Problem to work on — Omit the images, then output each of the records below exactly.

Supplied records —
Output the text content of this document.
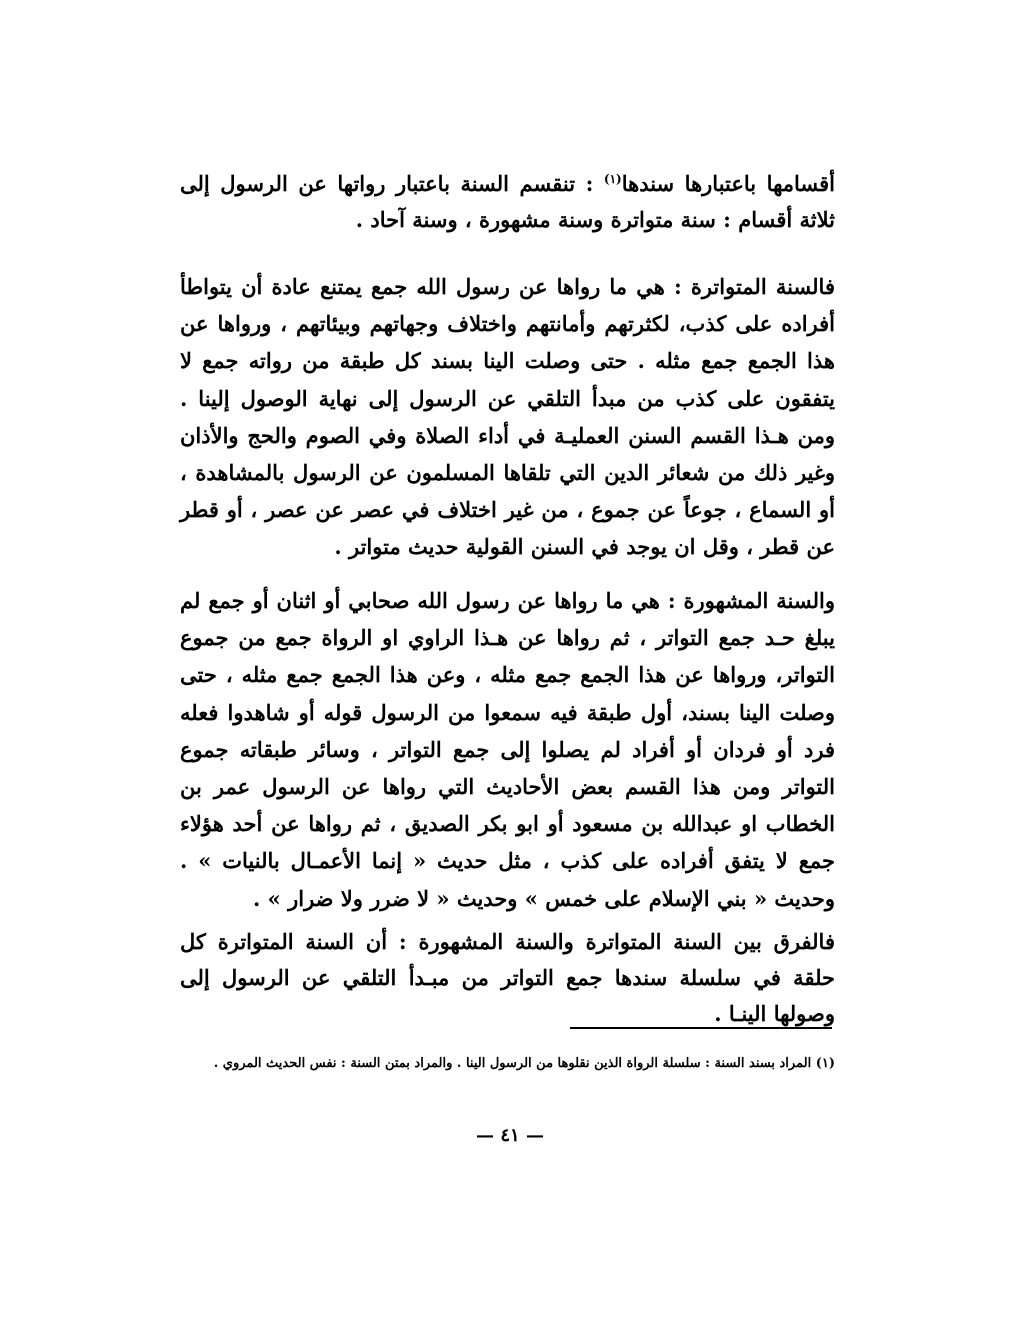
أقسامها باعتبارها سندها$^{(١)}$ : تنقسم السنة باعتبار رواتها عن الرسول إلى ثلاثة أقسام : سنة متواترة وسنة مشهورة ، وسنة آحاد .

فالسنة المتواترة : هي ما رواها عن رسول الله جمع يمتنع عادة أن يتواطأ أفراده على كذب، لكثرتهم وأمانتهم واختلاف وجهاتهم وبيئاتهم ، ورواها عن هذا الجمع جمع مثله . حتى وصلت الينا بسند كل طبقة من رواته جمع لا يتفقون على كذب من مبدأ التلقي عن الرسول إلى نهاية الوصول إلينا . ومن هـذا القسم السنن العمليـة في أداء الصلاة وفي الصوم والحج والأذان وغير ذلك من شعائر الدين التي تلقاها المسلمون عن الرسول بالمشاهدة ، أو السماع ، جوعاً عن جموع ، من غير اختلاف في عصر عن عصر ، أو قطر عن قطر ، وقل ان يوجد في السنن القولية حديث متواتر .

والسنة المشهورة : هي ما رواها عن رسول الله صحابي أو اثنان أو جمع لم يبلغ حـد جمع التواتر ، ثم رواها عن هـذا الراوي او الرواة جمع من جموع التواتر، ورواها عن هذا الجمع جمع مثله ، وعن هذا الجمع جمع مثله ، حتى وصلت الينا بسند، أول طبقة فيه سمعوا من الرسول قوله أو شاهدوا فعله فرد أو فردان أو أفراد لم يصلوا إلى جمع التواتر ، وسائر طبقاته جموع التواتر ومن هذا القسم بعض الأحاديث التي رواها عن الرسول عمر بن الخطاب او عبدالله بن مسعود أو ابو بكر الصديق ، ثم رواها عن أحد هؤلاء جمع لا يتفق أفراده على كذب ، مثل حديث « إنما الأعمـال بالنيات » . وحديث « بني الإسلام على خمس » وحديث « لا ضرر ولا ضرار » .

فالفرق بين السنة المتواترة والسنة المشهورة : أن السنة المتواترة كل حلقة في سلسلة سندها جمع التواتر من مبـدأ التلقي عن الرسول إلى وصولها الينـا .

(١) المراد بسند السنة : سلسلة الرواة الذين نقلوها من الرسول الينا . والمراد بمتن السنة : نفس الحديث المروي .

— ٤١ —
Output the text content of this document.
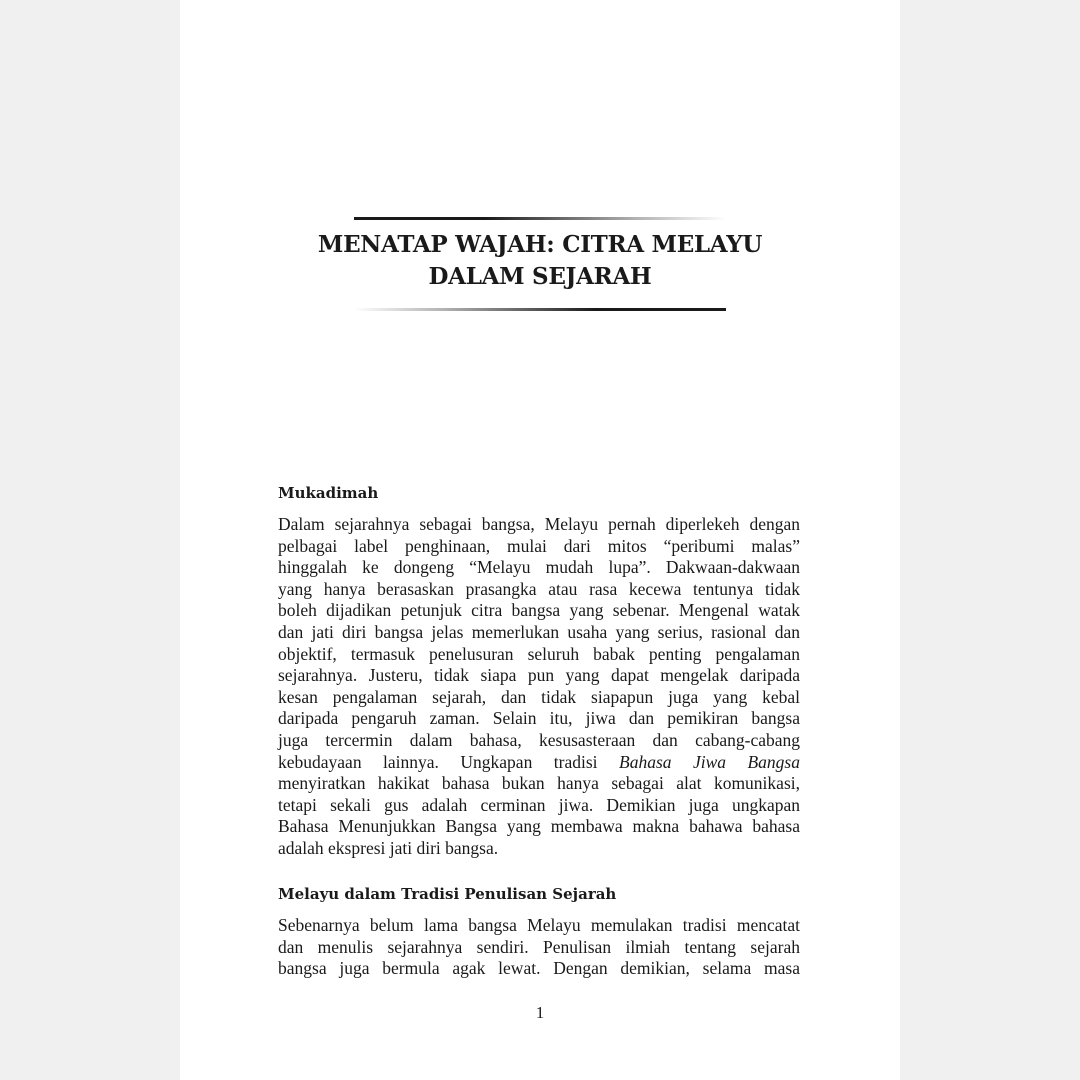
MENATAP WAJAH: CITRA MELAYU
DALAM SEJARAH
Mukadimah
Dalam sejarahnya sebagai bangsa, Melayu pernah diperlekeh dengan
pelbagai label penghinaan, mulai dari mitos “peribumi malas”
hinggalah ke dongeng “Melayu mudah lupa”. Dakwaan-dakwaan
yang hanya berasaskan prasangka atau rasa kecewa tentunya tidak
boleh dijadikan petunjuk citra bangsa yang sebenar. Mengenal watak
dan jati diri bangsa jelas memerlukan usaha yang serius, rasional dan
objektif, termasuk penelusuran seluruh babak penting pengalaman
sejarahnya. Justeru, tidak siapa pun yang dapat mengelak daripada
kesan pengalaman sejarah, dan tidak siapapun juga yang kebal
daripada pengaruh zaman. Selain itu, jiwa dan pemikiran bangsa
juga tercermin dalam bahasa, kesusasteraan dan cabang-cabang
kebudayaan lainnya. Ungkapan tradisi Bahasa Jiwa Bangsa
menyiratkan hakikat bahasa bukan hanya sebagai alat komunikasi,
tetapi sekali gus adalah cerminan jiwa. Demikian juga ungkapan
Bahasa Menunjukkan Bangsa yang membawa makna bahawa bahasa
adalah ekspresi jati diri bangsa.
Melayu dalam Tradisi Penulisan Sejarah
Sebenarnya belum lama bangsa Melayu memulakan tradisi mencatat
dan menulis sejarahnya sendiri. Penulisan ilmiah tentang sejarah
bangsa juga bermula agak lewat. Dengan demikian, selama masa
1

Solution to the problem —
Output the text content of this document.
أقسامها باعتبارها سندها$^{(١)}$ : تنقسم السنة باعتبار رواتها عن الرسول إلى ثلاثة أقسام : سنة متواترة وسنة مشهورة ، وسنة آحاد .

فالسنة المتواترة : هي ما رواها عن رسول الله جمع يمتنع عادة أن يتواطأ أفراده على كذب، لكثرتهم وأمانتهم واختلاف وجهاتهم وبيئاتهم ، ورواها عن هذا الجمع جمع مثله . حتى وصلت الينا بسند كل طبقة من رواته جمع لا يتفقون على كذب من مبدأ التلقي عن الرسول إلى نهاية الوصول إلينا . ومن هـذا القسم السنن العمليـة في أداء الصلاة وفي الصوم والحج والأذان وغير ذلك من شعائر الدين التي تلقاها المسلمون عن الرسول بالمشاهدة ، أو السماع ، جوعاً عن جموع ، من غير اختلاف في عصر عن عصر ، أو قطر عن قطر ، وقل ان يوجد في السنن القولية حديث متواتر .

والسنة المشهورة : هي ما رواها عن رسول الله صحابي أو اثنان أو جمع لم يبلغ حـد جمع التواتر ، ثم رواها عن هـذا الراوي او الرواة جمع من جموع التواتر، ورواها عن هذا الجمع جمع مثله ، وعن هذا الجمع جمع مثله ، حتى وصلت الينا بسند، أول طبقة فيه سمعوا من الرسول قوله أو شاهدوا فعله فرد أو فردان أو أفراد لم يصلوا إلى جمع التواتر ، وسائر طبقاته جموع التواتر ومن هذا القسم بعض الأحاديث التي رواها عن الرسول عمر بن الخطاب او عبدالله بن مسعود أو ابو بكر الصديق ، ثم رواها عن أحد هؤلاء جمع لا يتفق أفراده على كذب ، مثل حديث « إنما الأعمـال بالنيات » . وحديث « بني الإسلام على خمس » وحديث « لا ضرر ولا ضرار » .

فالفرق بين السنة المتواترة والسنة المشهورة : أن السنة المتواترة كل حلقة في سلسلة سندها جمع التواتر من مبـدأ التلقي عن الرسول إلى وصولها الينـا .

(١) المراد بسند السنة : سلسلة الرواة الذين نقلوها من الرسول الينا . والمراد بمتن السنة : نفس الحديث المروي .

— ٤١ —
Output the text content of this document.
MENATAP WAJAH: CITRA MELAYU
DALAM SEJARAH
Mukadimah
Dalam sejarahnya sebagai bangsa, Melayu pernah diperlekeh dengan
pelbagai label penghinaan, mulai dari mitos “peribumi malas”
hinggalah ke dongeng “Melayu mudah lupa”. Dakwaan-dakwaan
yang hanya berasaskan prasangka atau rasa kecewa tentunya tidak
boleh dijadikan petunjuk citra bangsa yang sebenar. Mengenal watak
dan jati diri bangsa jelas memerlukan usaha yang serius, rasional dan
objektif, termasuk penelusuran seluruh babak penting pengalaman
sejarahnya. Justeru, tidak siapa pun yang dapat mengelak daripada
kesan pengalaman sejarah, dan tidak siapapun juga yang kebal
daripada pengaruh zaman. Selain itu, jiwa dan pemikiran bangsa
juga tercermin dalam bahasa, kesusasteraan dan cabang-cabang
kebudayaan lainnya. Ungkapan tradisi Bahasa Jiwa Bangsa
menyiratkan hakikat bahasa bukan hanya sebagai alat komunikasi,
tetapi sekali gus adalah cerminan jiwa. Demikian juga ungkapan
Bahasa Menunjukkan Bangsa yang membawa makna bahawa bahasa
adalah ekspresi jati diri bangsa.
Melayu dalam Tradisi Penulisan Sejarah
Sebenarnya belum lama bangsa Melayu memulakan tradisi mencatat
dan menulis sejarahnya sendiri. Penulisan ilmiah tentang sejarah
bangsa juga bermula agak lewat. Dengan demikian, selama masa
1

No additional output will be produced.